**SUPPLIED PASSAGE**
··········
Compression architecture comparison (same training process, evaluated on single-page):

Method	Compression Method	TokenV	DocVQA	WTQ	ChartQA
Resampler	Learnable query	256	69.0	29.4	66.6
CAbstractor	Adaptive average pooling	256	73.0	32.6	67.6
DocCompressor	Grouped cross-attention	256	76.1	35.1	69.2
DocCompressor (after ViT)	Grouped cross-attention	256	75.7	33.3	68.7
DocCompressor (Full attention)	Global cross-attention	256	74.4	33.7	68.2
DocCompressor (Average)	Grouped average pooling	256	74.6	31.9	68.2

Key Findings¶

10x Compression with Only 2% Performance Drop: Compared to DocOwl 1.5 (~1698 tokens), DocOwl2 (324 tokens) retains 98% of the performance on DocVQA while reducing First Token Latency by 55% (0.26s vs. 0.58s).
Grouped Attention Outperforms Global Attention: Grouped attention using spatial correspondence (r3) improves performance by 2 percentage points compared to global attention (r5), with lower computational overhead.
Post-V2T Compression is Better: Placing compression after the H-Reducer (r3) performs 0.4-1.8 percentage points better than placing it before (r4).
Multi-Image Training Stage Contributes Significantly: Incorporating Stage 2 boosts the accuracy on 10+ page documents from 5.8% to 37.9% (r4 vs. r1).
Compared with SOTA utilizing >1k tokens: Using <20% of the tokens, it achieves over 80% of the performance of InternVL 2 / IXC 2.5 on 7 out of 10 benchmarks.

Highlights & Insights¶

Precise Intuition Behind Layout-Aware Compression: Text within the same layout region of a document is semantically coherent. Using the spatial structure of the global feature map to guide compression is highly natural. This design aligns much better with the physical layout of documents than learnable queries or token selection methods.
Insight of "Visual Token = Text Token": Once visual tokens are aligned via V2T, they enter the textual semantic space; thus, compressing them is equivalent to text summarization rather than lossy encoding of visual information. This insight clarifies why compression after V2T yields superior results.
Symmetric Task Design in Three-Stage Training: Multi-page text parsing (page number \(\to\) text) and text locating (text \(\to\) page number) are inverse tasks. Training them concurrently establishes a stronger bidirectional association between page numbers and content.

Limitations & Future Work¶

Outdated Base Model: Based on LLaMA-1 and mPLUG-Owl2, which limits the performance ceiling. Utilizing stronger base models (e.g., LLaMA-3 / Qwen2) may yield significant improvements.
··········
**GIVEN INFORMATION**
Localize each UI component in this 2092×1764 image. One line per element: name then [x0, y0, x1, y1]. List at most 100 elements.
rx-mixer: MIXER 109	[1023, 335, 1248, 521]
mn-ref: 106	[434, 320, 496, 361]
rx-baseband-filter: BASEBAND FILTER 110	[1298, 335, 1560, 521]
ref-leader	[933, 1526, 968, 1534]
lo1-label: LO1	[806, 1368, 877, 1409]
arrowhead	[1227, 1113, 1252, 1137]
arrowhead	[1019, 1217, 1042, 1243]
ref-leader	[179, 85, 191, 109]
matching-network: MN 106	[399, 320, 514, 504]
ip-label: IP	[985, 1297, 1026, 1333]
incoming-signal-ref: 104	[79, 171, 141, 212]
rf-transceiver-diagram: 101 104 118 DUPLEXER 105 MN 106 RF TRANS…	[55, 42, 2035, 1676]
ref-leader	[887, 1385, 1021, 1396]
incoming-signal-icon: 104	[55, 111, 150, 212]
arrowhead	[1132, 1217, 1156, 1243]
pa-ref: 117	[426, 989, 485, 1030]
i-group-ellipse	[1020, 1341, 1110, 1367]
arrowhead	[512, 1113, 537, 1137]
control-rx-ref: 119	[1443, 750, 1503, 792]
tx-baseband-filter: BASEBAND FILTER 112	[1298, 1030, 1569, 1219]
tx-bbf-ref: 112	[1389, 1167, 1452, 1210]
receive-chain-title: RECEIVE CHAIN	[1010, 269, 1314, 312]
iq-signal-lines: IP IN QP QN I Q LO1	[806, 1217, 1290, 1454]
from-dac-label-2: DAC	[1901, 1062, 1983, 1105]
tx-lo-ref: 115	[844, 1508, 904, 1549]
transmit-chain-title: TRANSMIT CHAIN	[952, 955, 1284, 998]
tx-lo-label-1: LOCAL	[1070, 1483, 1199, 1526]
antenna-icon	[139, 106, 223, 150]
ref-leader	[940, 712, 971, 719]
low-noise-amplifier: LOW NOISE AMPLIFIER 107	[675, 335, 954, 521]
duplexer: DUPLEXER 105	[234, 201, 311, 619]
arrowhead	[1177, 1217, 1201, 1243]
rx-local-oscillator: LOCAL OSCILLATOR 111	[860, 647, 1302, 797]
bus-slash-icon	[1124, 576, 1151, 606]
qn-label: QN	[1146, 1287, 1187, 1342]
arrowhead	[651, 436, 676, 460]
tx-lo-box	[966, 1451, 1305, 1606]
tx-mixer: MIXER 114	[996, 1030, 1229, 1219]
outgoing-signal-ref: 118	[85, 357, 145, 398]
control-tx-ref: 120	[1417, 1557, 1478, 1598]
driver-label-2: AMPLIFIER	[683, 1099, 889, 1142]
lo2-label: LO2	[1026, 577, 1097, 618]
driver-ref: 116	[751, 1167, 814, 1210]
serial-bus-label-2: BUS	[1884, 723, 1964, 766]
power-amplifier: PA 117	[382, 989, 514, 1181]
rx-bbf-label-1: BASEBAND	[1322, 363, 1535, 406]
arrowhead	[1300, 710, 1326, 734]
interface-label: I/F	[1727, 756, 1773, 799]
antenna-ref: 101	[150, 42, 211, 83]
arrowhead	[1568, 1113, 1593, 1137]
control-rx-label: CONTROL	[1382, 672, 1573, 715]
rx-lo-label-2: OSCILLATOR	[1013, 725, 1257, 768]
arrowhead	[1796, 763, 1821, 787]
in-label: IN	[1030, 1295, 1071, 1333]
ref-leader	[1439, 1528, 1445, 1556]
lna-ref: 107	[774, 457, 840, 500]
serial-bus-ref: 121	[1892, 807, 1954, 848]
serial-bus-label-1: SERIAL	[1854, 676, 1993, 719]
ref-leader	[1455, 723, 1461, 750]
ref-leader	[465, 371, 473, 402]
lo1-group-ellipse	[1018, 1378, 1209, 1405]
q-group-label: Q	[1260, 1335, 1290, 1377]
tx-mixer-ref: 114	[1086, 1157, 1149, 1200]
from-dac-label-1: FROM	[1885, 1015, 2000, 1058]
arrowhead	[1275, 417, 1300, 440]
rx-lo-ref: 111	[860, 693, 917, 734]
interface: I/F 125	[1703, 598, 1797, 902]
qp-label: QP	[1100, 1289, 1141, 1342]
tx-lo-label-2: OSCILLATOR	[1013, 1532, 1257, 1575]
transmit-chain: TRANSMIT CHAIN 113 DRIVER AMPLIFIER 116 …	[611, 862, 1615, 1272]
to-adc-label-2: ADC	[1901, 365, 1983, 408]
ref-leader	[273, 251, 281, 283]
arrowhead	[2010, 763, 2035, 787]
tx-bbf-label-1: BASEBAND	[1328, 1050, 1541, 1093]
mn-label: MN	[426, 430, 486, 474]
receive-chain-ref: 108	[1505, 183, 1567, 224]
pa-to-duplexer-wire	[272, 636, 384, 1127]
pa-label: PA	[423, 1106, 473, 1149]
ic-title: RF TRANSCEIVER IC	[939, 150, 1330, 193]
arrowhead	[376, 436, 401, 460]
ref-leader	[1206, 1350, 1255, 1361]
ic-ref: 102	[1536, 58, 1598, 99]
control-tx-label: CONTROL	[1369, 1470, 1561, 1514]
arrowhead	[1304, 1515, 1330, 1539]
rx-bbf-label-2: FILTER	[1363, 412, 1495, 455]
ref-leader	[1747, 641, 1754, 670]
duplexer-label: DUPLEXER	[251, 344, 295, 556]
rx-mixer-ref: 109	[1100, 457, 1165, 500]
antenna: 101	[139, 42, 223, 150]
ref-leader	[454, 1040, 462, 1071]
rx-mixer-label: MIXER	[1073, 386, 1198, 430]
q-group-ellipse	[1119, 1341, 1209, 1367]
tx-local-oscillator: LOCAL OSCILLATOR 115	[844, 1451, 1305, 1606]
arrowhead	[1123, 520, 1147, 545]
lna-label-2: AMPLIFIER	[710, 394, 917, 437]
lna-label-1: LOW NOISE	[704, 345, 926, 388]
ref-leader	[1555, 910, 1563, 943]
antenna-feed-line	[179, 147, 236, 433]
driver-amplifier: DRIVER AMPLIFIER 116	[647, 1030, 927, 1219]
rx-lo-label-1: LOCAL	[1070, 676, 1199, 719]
··········
**INSTRUCTIONS FOR THE TASK**
Summarize the passage on DocOwl2's token compression in three sentences.

**ANSWER SPACE**
DocOwl2 uses 324 tokens against roughly 1698 for DocOwl 1.5, keeping 98% of the DocVQA performance while cutting first-token latency by 55%. Among the compression methods compared, grouped cross-attention scored highest on DocVQA, WTQ, and ChartQA, outperforming global attention and performing better when placed after the H-Reducer than before it. The approach rests on the idea that text within one layout region is semantically coherent, though its base models, LLaMA-1 and mPLUG-Owl2, limit its performance ceiling.